§ **The problem**:
Would you transcribe all of the data exactly, down to the last character?

§ **Exercise materials**:

'''

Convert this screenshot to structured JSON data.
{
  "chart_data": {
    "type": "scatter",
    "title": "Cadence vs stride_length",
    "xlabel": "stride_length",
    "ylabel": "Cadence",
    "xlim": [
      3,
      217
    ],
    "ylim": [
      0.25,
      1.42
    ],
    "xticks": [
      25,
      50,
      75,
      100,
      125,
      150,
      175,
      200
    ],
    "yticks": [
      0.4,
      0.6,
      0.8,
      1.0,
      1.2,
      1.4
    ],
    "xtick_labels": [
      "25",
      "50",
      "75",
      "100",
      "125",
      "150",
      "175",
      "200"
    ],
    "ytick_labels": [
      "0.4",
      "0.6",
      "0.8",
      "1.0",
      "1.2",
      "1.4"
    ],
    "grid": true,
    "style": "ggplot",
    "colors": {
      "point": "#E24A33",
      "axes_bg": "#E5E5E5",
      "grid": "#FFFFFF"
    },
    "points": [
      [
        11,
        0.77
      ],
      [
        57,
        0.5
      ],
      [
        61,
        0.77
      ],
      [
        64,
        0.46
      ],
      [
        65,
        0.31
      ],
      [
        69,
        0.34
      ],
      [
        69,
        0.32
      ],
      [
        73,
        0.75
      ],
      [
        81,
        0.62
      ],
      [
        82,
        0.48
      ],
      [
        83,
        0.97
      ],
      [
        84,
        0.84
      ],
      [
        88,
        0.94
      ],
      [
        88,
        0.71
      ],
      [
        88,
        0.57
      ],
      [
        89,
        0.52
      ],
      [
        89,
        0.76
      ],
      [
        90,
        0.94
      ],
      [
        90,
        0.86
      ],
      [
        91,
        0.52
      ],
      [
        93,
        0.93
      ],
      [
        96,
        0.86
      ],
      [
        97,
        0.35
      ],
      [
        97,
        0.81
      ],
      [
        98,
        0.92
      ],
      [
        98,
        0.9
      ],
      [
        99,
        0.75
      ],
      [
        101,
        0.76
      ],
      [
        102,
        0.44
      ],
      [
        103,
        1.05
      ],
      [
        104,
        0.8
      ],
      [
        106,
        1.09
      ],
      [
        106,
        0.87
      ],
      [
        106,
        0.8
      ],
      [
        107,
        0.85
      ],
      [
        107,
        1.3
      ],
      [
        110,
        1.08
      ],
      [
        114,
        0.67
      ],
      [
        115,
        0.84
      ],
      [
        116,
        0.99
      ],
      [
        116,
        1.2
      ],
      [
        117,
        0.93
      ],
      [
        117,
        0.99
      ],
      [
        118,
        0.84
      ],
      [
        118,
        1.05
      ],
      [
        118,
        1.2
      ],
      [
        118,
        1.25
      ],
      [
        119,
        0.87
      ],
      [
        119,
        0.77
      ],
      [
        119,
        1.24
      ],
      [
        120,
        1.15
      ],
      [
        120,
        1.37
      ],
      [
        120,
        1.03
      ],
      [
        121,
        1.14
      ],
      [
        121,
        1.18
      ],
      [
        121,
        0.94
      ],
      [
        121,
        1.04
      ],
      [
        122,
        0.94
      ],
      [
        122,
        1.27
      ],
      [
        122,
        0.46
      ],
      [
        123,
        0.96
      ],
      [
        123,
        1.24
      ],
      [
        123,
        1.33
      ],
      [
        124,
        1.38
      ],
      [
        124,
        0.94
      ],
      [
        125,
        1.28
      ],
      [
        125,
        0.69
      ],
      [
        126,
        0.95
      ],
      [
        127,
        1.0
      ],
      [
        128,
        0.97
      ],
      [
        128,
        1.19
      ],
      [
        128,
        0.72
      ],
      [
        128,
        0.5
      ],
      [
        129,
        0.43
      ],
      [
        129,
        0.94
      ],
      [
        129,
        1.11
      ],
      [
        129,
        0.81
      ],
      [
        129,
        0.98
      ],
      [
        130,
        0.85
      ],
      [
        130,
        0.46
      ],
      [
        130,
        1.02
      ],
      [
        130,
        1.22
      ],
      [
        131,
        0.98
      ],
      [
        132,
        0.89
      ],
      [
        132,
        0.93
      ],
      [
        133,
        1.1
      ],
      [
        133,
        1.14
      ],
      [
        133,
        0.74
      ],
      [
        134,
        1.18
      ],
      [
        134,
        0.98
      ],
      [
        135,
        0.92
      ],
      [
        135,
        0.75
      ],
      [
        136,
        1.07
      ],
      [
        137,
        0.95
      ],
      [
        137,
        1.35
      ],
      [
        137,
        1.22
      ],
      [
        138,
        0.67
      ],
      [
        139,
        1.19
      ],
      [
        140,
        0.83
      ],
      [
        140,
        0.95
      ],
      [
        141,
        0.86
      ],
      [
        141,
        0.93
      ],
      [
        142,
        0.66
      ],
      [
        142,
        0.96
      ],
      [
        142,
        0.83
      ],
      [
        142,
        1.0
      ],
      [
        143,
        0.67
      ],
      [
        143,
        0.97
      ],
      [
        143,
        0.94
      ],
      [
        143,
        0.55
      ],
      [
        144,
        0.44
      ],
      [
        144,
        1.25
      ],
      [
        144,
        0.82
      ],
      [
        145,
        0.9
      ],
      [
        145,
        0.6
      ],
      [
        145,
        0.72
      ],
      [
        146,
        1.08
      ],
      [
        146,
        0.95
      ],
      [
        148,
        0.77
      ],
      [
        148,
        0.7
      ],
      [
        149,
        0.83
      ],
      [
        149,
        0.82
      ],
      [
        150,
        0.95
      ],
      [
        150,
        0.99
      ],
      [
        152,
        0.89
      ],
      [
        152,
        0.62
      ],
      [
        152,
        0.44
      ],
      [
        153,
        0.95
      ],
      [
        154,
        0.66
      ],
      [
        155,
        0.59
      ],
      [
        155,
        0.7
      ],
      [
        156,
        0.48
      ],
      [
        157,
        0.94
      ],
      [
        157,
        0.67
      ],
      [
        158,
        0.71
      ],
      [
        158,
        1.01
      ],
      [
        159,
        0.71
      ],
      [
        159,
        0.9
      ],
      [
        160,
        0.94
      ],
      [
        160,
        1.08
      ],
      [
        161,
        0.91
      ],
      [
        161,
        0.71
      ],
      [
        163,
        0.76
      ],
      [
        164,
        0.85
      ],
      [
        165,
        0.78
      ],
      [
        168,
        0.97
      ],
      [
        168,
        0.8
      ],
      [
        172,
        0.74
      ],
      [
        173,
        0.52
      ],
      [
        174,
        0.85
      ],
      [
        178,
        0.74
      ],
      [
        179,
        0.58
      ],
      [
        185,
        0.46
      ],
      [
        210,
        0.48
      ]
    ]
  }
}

'''

§ **Task result**:
Convert this screenshot to structured JSON data.
{
  "chart_data": {
    "type": "scatter",
    "title": "Cadence vs stride_length",
    "xlabel": "stride_length",
    "ylabel": "Cadence",
    "xlim": [
      3,
      217
    ],
    "ylim": [
      0.25,
      1.42
    ],
    "xticks": [
      25,
      50,
      75,
      100,
      125,
      150,
      175,
      200
    ],
    "yticks": [
      0.4,
      0.6,
      0.8,
      1.0,
      1.2,
      1.4
    ],
    "xtick_labels": [
      "25",
      "50",
      "75",
      "100",
      "125",
      "150",
      "175",
      "200"
    ],
    "ytick_labels": [
      "0.4",
      "0.6",
      "0.8",
      "1.0",
      "1.2",
      "1.4"
    ],
    "grid": true,
    "style": "ggplot",
    "colors": {
      "point": "#E24A33",
      "axes_bg": "#E5E5E5",
      "grid": "#FFFFFF"
    },
    "points": [
      [
        11,
        0.77
      ],
      [
        57,
        0.5
      ],
      [
        61,
        0.77
      ],
      [
        64,
        0.46
      ],
      [
        65,
        0.31
      ],
      [
        69,
        0.34
      ],
      [
        69,
        0.32
      ],
      [
        73,
        0.75
      ],
      [
        81,
        0.62
      ],
      [
        82,
        0.48
      ],
      [
        83,
        0.97
      ],
      [
        84,
        0.84
      ],
      [
        88,
        0.94
      ],
      [
        88,
        0.71
      ],
      [
        88,
        0.57
      ],
      [
        89,
        0.52
      ],
      [
        89,
        0.76
      ],
      [
        90,
        0.94
      ],
      [
        90,
        0.86
      ],
      [
        91,
        0.52
      ],
      [
        93,
        0.93
      ],
      [
        96,
        0.86
      ],
      [
        97,
        0.35
      ],
      [
        97,
        0.81
      ],
      [
        98,
        0.92
      ],
      [
        98,
        0.9
      ],
      [
        99,
        0.75
      ],
      [
        101,
        0.76
      ],
      [
        102,
        0.44
      ],
      [
        103,
        1.05
      ],
      [
        104,
        0.8
      ],
      [
        106,
        1.09
      ],
      [
        106,
        0.87
      ],
      [
        106,
        0.8
      ],
      [
        107,
        0.85
      ],
      [
        107,
        1.3
      ],
      [
        110,
        1.08
      ],
      [
        114,
        0.67
      ],
      [
        115,
        0.84
      ],
      [
        116,
        0.99
      ],
      [
        116,
        1.2
      ],
      [
        117,
        0.93
      ],
      [
        117,
        0.99
      ],
      [
        118,
        0.84
      ],
      [
        118,
        1.05
      ],
      [
        118,
        1.2
      ],
      [
        118,
        1.25
      ],
      [
        119,
        0.87
      ],
      [
        119,
        0.77
      ],
      [
        119,
        1.24
      ],
      [
        120,
        1.15
      ],
      [
        120,
        1.37
      ],
      [
        120,
        1.03
      ],
      [
        121,
        1.14
      ],
      [
        121,
        1.18
      ],
      [
        121,
        0.94
      ],
      [
        121,
        1.04
      ],
      [
        122,
        0.94
      ],
      [
        122,
        1.27
      ],
      [
        122,
        0.46
      ],
      [
        123,
        0.96
      ],
      [
        123,
        1.24
      ],
      [
        123,
        1.33
      ],
      [
        124,
        1.38
      ],
      [
        124,
        0.94
      ],
      [
        125,
        1.28
      ],
      [
        125,
        0.69
      ],
      [
        126,
        0.95
      ],
      [
        127,
        1.0
      ],
      [
        128,
        0.97
      ],
      [
        128,
        1.19
      ],
      [
        128,
        0.72
      ],
      [
        128,
        0.5
      ],
      [
        129,
        0.43
      ],
      [
        129,
        0.94
      ],
      [
        129,
        1.11
      ],
      [
        129,
        0.81
      ],
      [
        129,
        0.98
      ],
      [
        130,
        0.85
      ],
      [
        130,
        0.46
      ],
      [
        130,
        1.02
      ],
      [
        130,
        1.22
      ],
      [
        131,
        0.98
      ],
      [
        132,
        0.89
      ],
      [
        132,
        0.93
      ],
      [
        133,
        1.1
      ],
      [
        133,
        1.14
      ],
      [
        133,
        0.74
      ],
      [
        134,
        1.18
      ],
      [
        134,
        0.98
      ],
      [
        135,
        0.92
      ],
      [
        135,
        0.75
      ],
      [
        136,
        1.07
      ],
      [
        137,
        0.95
      ],
      [
        137,
        1.35
      ],
      [
        137,
        1.22
      ],
      [
        138,
        0.67
      ],
      [
        139,
        1.19
      ],
      [
        140,
        0.83
      ],
      [
        140,
        0.95
      ],
      [
        141,
        0.86
      ],
      [
        141,
        0.93
      ],
      [
        142,
        0.66
      ],
      [
        142,
        0.96
      ],
      [
        142,
        0.83
      ],
      [
        142,
        1.0
      ],
      [
        143,
        0.67
      ],
      [
        143,
        0.97
      ],
      [
        143,
        0.94
      ],
      [
        143,
        0.55
      ],
      [
        144,
        0.44
      ],
      [
        144,
        1.25
      ],
      [
        144,
        0.82
      ],
      [
        145,
        0.9
      ],
      [
        145,
        0.6
      ],
      [
        145,
        0.72
      ],
      [
        146,
        1.08
      ],
      [
        146,
        0.95
      ],
      [
        148,
        0.77
      ],
      [
        148,
        0.7
      ],
      [
        149,
        0.83
      ],
      [
        149,
        0.82
      ],
      [
        150,
        0.95
      ],
      [
        150,
        0.99
      ],
      [
        152,
        0.89
      ],
      [
        152,
        0.62
      ],
      [
        152,
        0.44
      ],
      [
        153,
        0.95
      ],
      [
        154,
        0.66
      ],
      [
        155,
        0.59
      ],
      [
        155,
        0.7
      ],
      [
        156,
        0.48
      ],
      [
        157,
        0.94
      ],
      [
        157,
        0.67
      ],
      [
        158,
        0.71
      ],
      [
        158,
        1.01
      ],
      [
        159,
        0.71
      ],
      [
        159,
        0.9
      ],
      [
        160,
        0.94
      ],
      [
        160,
        1.08
      ],
      [
        161,
        0.91
      ],
      [
        161,
        0.71
      ],
      [
        163,
        0.76
      ],
      [
        164,
        0.85
      ],
      [
        165,
        0.78
      ],
      [
        168,
        0.97
      ],
      [
        168,
        0.8
      ],
      [
        172,
        0.74
      ],
      [
        173,
        0.52
      ],
      [
        174,
        0.85
      ],
      [
        178,
        0.74
      ],
      [
        179,
        0.58
      ],
      [
        185,
        0.46
      ],
      [
        210,
        0.48
      ]
    ]
  }
}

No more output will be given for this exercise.